• **Challenge**: Return each entry exactly, omitting nothing.

• **Source records**:

⁂

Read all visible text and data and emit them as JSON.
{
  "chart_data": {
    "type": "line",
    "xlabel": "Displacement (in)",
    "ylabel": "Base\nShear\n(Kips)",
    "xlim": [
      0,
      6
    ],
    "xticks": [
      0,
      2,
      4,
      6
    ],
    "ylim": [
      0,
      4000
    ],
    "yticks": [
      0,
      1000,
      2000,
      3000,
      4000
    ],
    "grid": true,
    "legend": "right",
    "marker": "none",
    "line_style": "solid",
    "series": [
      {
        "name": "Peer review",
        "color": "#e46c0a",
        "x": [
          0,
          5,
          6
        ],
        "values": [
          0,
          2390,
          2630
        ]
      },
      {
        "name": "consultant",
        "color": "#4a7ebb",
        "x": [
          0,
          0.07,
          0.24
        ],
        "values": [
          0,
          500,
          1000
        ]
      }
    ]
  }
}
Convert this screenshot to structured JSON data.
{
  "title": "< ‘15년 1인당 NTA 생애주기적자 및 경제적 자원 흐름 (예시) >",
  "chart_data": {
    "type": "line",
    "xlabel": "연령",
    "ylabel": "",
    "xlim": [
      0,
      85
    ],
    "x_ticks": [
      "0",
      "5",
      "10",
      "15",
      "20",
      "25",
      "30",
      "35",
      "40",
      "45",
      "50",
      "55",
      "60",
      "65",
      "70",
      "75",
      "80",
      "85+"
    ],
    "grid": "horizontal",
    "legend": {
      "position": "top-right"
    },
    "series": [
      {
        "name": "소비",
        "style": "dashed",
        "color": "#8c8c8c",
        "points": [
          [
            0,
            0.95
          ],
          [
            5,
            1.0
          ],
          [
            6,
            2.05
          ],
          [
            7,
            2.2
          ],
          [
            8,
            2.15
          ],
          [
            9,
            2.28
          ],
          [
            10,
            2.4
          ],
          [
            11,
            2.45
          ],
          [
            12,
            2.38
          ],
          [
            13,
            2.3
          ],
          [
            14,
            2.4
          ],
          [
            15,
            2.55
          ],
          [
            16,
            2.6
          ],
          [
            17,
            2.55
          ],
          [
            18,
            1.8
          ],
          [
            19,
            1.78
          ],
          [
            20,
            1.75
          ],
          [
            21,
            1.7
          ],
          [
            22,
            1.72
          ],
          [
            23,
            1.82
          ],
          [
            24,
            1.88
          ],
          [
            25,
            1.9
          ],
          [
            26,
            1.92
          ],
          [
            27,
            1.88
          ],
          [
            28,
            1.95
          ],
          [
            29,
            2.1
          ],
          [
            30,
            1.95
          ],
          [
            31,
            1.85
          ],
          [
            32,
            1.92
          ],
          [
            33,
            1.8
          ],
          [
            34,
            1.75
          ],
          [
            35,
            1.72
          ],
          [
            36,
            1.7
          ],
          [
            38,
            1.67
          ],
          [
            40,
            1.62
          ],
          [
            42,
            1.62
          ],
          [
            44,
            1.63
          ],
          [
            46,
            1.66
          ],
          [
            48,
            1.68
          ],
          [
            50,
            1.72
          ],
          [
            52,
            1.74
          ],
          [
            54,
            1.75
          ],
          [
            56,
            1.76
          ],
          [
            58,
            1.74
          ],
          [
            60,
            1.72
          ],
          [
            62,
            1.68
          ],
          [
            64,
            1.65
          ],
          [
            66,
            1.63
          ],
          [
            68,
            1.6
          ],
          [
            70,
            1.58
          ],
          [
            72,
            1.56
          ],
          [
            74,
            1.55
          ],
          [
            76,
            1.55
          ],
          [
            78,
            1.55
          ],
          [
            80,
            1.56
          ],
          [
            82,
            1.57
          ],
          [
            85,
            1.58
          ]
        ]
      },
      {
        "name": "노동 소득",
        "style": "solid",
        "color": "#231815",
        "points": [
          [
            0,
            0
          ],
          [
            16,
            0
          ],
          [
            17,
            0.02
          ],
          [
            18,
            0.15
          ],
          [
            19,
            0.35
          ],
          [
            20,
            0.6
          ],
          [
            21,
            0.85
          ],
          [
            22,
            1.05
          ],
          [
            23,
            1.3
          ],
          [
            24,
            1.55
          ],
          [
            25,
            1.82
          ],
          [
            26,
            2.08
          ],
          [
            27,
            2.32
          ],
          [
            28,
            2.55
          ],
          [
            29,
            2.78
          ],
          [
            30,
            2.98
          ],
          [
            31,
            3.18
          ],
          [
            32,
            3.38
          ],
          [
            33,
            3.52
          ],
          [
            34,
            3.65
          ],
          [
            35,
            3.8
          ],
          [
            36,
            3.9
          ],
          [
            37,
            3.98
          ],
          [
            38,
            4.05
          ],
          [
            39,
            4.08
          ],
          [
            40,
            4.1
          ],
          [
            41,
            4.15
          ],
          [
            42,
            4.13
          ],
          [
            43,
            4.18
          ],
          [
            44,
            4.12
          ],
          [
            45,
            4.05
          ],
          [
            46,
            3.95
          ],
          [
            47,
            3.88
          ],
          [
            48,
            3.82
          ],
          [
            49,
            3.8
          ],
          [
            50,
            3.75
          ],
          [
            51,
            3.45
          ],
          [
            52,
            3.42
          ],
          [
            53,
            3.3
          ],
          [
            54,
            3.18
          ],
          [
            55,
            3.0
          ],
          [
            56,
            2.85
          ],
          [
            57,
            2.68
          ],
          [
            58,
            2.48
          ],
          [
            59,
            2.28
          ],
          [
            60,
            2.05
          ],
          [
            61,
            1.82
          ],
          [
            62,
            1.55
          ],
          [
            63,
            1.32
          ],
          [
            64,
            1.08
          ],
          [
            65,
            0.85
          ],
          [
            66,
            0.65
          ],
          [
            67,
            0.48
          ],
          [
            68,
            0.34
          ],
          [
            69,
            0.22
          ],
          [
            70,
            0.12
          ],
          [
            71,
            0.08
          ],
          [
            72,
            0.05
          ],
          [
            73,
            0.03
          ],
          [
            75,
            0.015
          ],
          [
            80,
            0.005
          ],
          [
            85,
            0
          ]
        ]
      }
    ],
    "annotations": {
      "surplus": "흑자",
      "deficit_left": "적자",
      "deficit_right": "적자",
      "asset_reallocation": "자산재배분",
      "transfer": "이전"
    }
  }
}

⁂

• **Written response**:
Read all visible text and data and emit them as JSON.
{
  "chart_data": {
    "type": "line",
    "xlabel": "Displacement (in)",
    "ylabel": "Base\nShear\n(Kips)",
    "xlim": [
      0,
      6
    ],
    "xticks": [
      0,
      2,
      4,
      6
    ],
    "ylim": [
      0,
      4000
    ],
    "yticks": [
      0,
      1000,
      2000,
      3000,
      4000
    ],
    "grid": true,
    "legend": "right",
    "marker": "none",
    "line_style": "solid",
    "series": [
      {
        "name": "Peer review",
        "color": "#e46c0a",
        "x": [
          0,
          5,
          6
        ],
        "values": [
          0,
          2390,
          2630
        ]
      },
      {
        "name": "consultant",
        "color": "#4a7ebb",
        "x": [
          0,
          0.07,
          0.24
        ],
        "values": [
          0,
          500,
          1000
        ]
      }
    ]
  }
}
Convert this screenshot to structured JSON data.
{
  "title": "< ‘15년 1인당 NTA 생애주기적자 및 경제적 자원 흐름 (예시) >",
  "chart_data": {
    "type": "line",
    "xlabel": "연령",
    "ylabel": "",
    "xlim": [
      0,
      85
    ],
    "x_ticks": [
      "0",
      "5",
      "10",
      "15",
      "20",
      "25",
      "30",
      "35",
      "40",
      "45",
      "50",
      "55",
      "60",
      "65",
      "70",
      "75",
      "80",
      "85+"
    ],
    "grid": "horizontal",
    "legend": {
      "position": "top-right"
    },
    "series": [
      {
        "name": "소비",
        "style": "dashed",
        "color": "#8c8c8c",
        "points": [
          [
            0,
            0.95
          ],
          [
            5,
            1.0
          ],
          [
            6,
            2.05
          ],
          [
            7,
            2.2
          ],
          [
            8,
            2.15
          ],
          [
            9,
            2.28
          ],
          [
            10,
            2.4
          ],
          [
            11,
            2.45
          ],
          [
            12,
            2.38
          ],
          [
            13,
            2.3
          ],
          [
            14,
            2.4
          ],
          [
            15,
            2.55
          ],
          [
            16,
            2.6
          ],
          [
            17,
            2.55
          ],
          [
            18,
            1.8
          ],
          [
            19,
            1.78
          ],
          [
            20,
            1.75
          ],
          [
            21,
            1.7
          ],
          [
            22,
            1.72
          ],
          [
            23,
            1.82
          ],
          [
            24,
            1.88
          ],
          [
            25,
            1.9
          ],
          [
            26,
            1.92
          ],
          [
            27,
            1.88
          ],
          [
            28,
            1.95
          ],
          [
            29,
            2.1
          ],
          [
            30,
            1.95
          ],
          [
            31,
            1.85
          ],
          [
            32,
            1.92
          ],
          [
            33,
            1.8
          ],
          [
            34,
            1.75
          ],
          [
            35,
            1.72
          ],
          [
            36,
            1.7
          ],
          [
            38,
            1.67
          ],
          [
            40,
            1.62
          ],
          [
            42,
            1.62
          ],
          [
            44,
            1.63
          ],
          [
            46,
            1.66
          ],
          [
            48,
            1.68
          ],
          [
            50,
            1.72
          ],
          [
            52,
            1.74
          ],
          [
            54,
            1.75
          ],
          [
            56,
            1.76
          ],
          [
            58,
            1.74
          ],
          [
            60,
            1.72
          ],
          [
            62,
            1.68
          ],
          [
            64,
            1.65
          ],
          [
            66,
            1.63
          ],
          [
            68,
            1.6
          ],
          [
            70,
            1.58
          ],
          [
            72,
            1.56
          ],
          [
            74,
            1.55
          ],
          [
            76,
            1.55
          ],
          [
            78,
            1.55
          ],
          [
            80,
            1.56
          ],
          [
            82,
            1.57
          ],
          [
            85,
            1.58
          ]
        ]
      },
      {
        "name": "노동 소득",
        "style": "solid",
        "color": "#231815",
        "points": [
          [
            0,
            0
          ],
          [
            16,
            0
          ],
          [
            17,
            0.02
          ],
          [
            18,
            0.15
          ],
          [
            19,
            0.35
          ],
          [
            20,
            0.6
          ],
          [
            21,
            0.85
          ],
          [
            22,
            1.05
          ],
          [
            23,
            1.3
          ],
          [
            24,
            1.55
          ],
          [
            25,
            1.82
          ],
          [
            26,
            2.08
          ],
          [
            27,
            2.32
          ],
          [
            28,
            2.55
          ],
          [
            29,
            2.78
          ],
          [
            30,
            2.98
          ],
          [
            31,
            3.18
          ],
          [
            32,
            3.38
          ],
          [
            33,
            3.52
          ],
          [
            34,
            3.65
          ],
          [
            35,
            3.8
          ],
          [
            36,
            3.9
          ],
          [
            37,
            3.98
          ],
          [
            38,
            4.05
          ],
          [
            39,
            4.08
          ],
          [
            40,
            4.1
          ],
          [
            41,
            4.15
          ],
          [
            42,
            4.13
          ],
          [
            43,
            4.18
          ],
          [
            44,
            4.12
          ],
          [
            45,
            4.05
          ],
          [
            46,
            3.95
          ],
          [
            47,
            3.88
          ],
          [
            48,
            3.82
          ],
          [
            49,
            3.8
          ],
          [
            50,
            3.75
          ],
          [
            51,
            3.45
          ],
          [
            52,
            3.42
          ],
          [
            53,
            3.3
          ],
          [
            54,
            3.18
          ],
          [
            55,
            3.0
          ],
          [
            56,
            2.85
          ],
          [
            57,
            2.68
          ],
          [
            58,
            2.48
          ],
          [
            59,
            2.28
          ],
          [
            60,
            2.05
          ],
          [
            61,
            1.82
          ],
          [
            62,
            1.55
          ],
          [
            63,
            1.32
          ],
          [
            64,
            1.08
          ],
          [
            65,
            0.85
          ],
          [
            66,
            0.65
          ],
          [
            67,
            0.48
          ],
          [
            68,
            0.34
          ],
          [
            69,
            0.22
          ],
          [
            70,
            0.12
          ],
          [
            71,
            0.08
          ],
          [
            72,
            0.05
          ],
          [
            73,
            0.03
          ],
          [
            75,
            0.015
          ],
          [
            80,
            0.005
          ],
          [
            85,
            0
          ]
        ]
      }
    ],
    "annotations": {
      "surplus": "흑자",
      "deficit_left": "적자",
      "deficit_right": "적자",
      "asset_reallocation": "자산재배분",
      "transfer": "이전"
    }
  }
}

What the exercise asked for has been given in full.